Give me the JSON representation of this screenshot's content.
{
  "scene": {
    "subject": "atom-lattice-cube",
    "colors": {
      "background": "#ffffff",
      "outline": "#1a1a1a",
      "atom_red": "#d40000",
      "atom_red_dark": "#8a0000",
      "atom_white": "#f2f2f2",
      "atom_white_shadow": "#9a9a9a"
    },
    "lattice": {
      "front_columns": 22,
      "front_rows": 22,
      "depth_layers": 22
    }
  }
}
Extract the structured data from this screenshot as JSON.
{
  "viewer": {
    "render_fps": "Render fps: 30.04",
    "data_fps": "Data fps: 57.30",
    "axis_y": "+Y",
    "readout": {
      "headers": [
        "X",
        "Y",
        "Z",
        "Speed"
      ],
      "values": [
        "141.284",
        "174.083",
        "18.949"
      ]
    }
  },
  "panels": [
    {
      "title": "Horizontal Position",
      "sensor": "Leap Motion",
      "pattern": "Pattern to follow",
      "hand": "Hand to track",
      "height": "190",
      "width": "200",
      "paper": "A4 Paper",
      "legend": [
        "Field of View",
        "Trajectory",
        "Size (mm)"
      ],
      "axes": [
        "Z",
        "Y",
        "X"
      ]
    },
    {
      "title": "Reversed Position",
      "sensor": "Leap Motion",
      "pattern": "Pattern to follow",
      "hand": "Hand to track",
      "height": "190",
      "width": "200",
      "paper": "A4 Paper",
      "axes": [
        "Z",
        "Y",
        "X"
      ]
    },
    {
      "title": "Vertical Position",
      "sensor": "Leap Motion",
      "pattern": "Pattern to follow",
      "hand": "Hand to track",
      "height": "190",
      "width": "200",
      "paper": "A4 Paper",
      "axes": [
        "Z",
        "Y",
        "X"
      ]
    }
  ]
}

────────────────

## WORK INSTRUCTIONS
List each line of the entries that holds the string "Position".

## RESPONSE TO THE EXERCISE
      "title": "Horizontal Position",
      "title": "Reversed Position",
      "title": "Vertical Position",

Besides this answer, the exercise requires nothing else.